Recorded information =>
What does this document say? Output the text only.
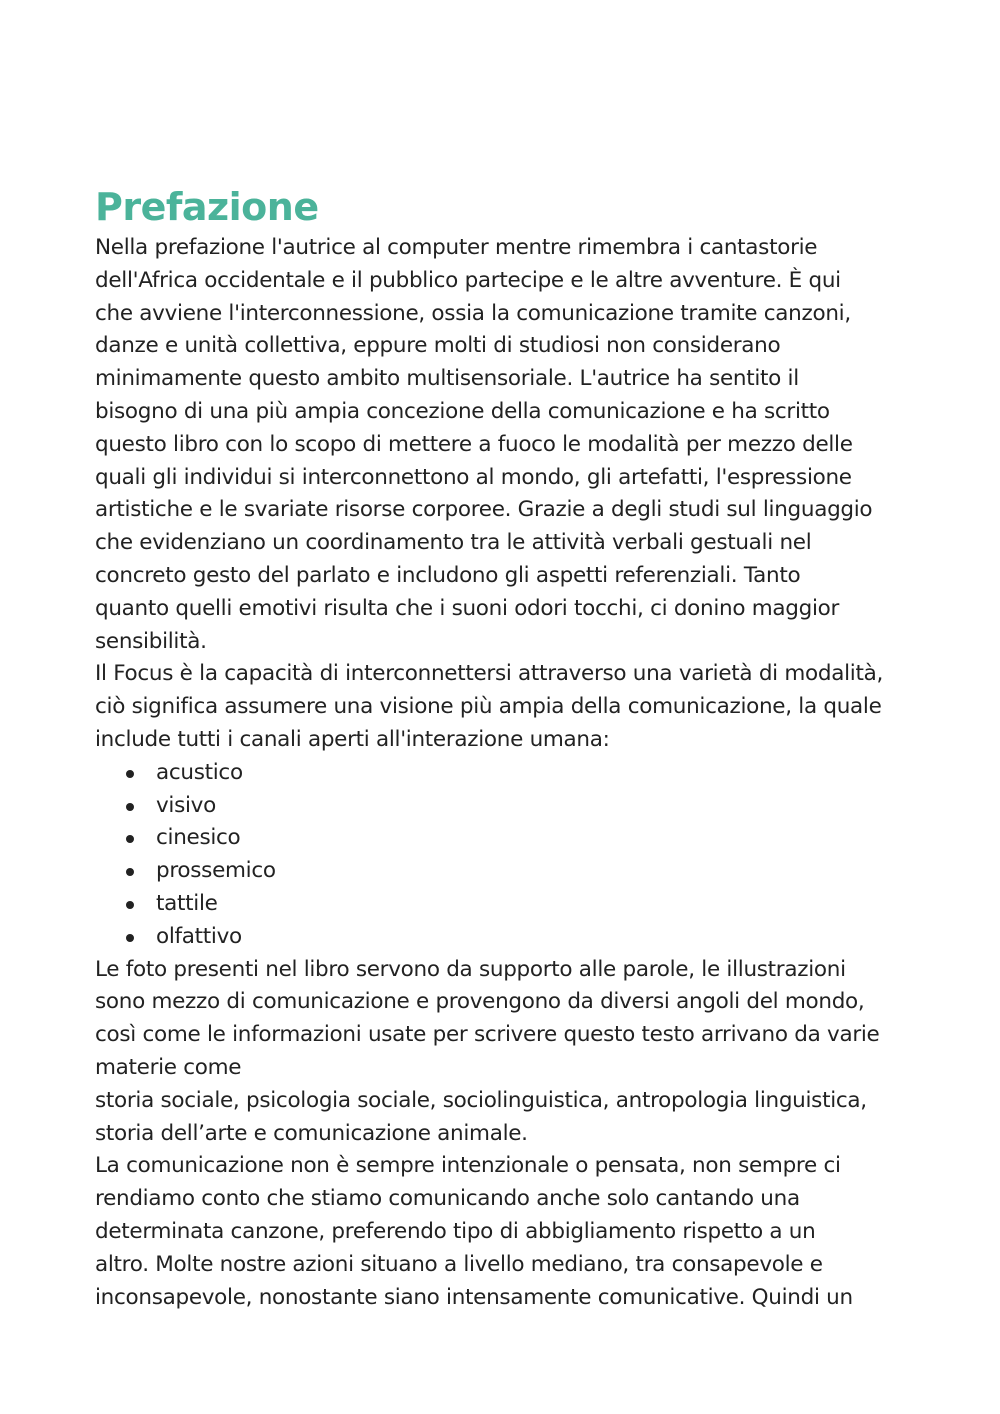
Prefazione

Nella prefazione l'autrice al computer mentre rimembra i cantastorie
dell'Africa occidentale e il pubblico partecipe e le altre avventure. È qui
che avviene l'interconnessione, ossia la comunicazione tramite canzoni,
danze e unità collettiva, eppure molti di studiosi non considerano
minimamente questo ambito multisensoriale. L'autrice ha sentito il
bisogno di una più ampia concezione della comunicazione e ha scritto
questo libro con lo scopo di mettere a fuoco le modalità per mezzo delle
quali gli individui si interconnettono al mondo, gli artefatti, l'espressione
artistiche e le svariate risorse corporee. Grazie a degli studi sul linguaggio
che evidenziano un coordinamento tra le attività verbali gestuali nel
concreto gesto del parlato e includono gli aspetti referenziali. Tanto
quanto quelli emotivi risulta che i suoni odori tocchi, ci donino maggior
sensibilità.

Il Focus è la capacità di interconnettersi attraverso una varietà di modalità,
ciò significa assumere una visione più ampia della comunicazione, la quale
include tutti i canali aperti all'interazione umana:

acustico
visivo
cinesico
prossemico
tattile
olfattivo

Le foto presenti nel libro servono da supporto alle parole, le illustrazioni
sono mezzo di comunicazione e provengono da diversi angoli del mondo,
così come le informazioni usate per scrivere questo testo arrivano da varie
materie come

storia sociale, psicologia sociale, sociolinguistica, antropologia linguistica,
storia dell’arte e comunicazione animale.

La comunicazione non è sempre intenzionale o pensata, non sempre ci
rendiamo conto che stiamo comunicando anche solo cantando una
determinata canzone, preferendo tipo di abbigliamento rispetto a un
altro. Molte nostre azioni situano a livello mediano, tra consapevole e
inconsapevole, nonostante siano intensamente comunicative. Quindi un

Do this =>
Every line of the records that includes the word "come" should be gathered.

Full response =>
così come le informazioni usate per scrivere questo testo arrivano da varie
materie come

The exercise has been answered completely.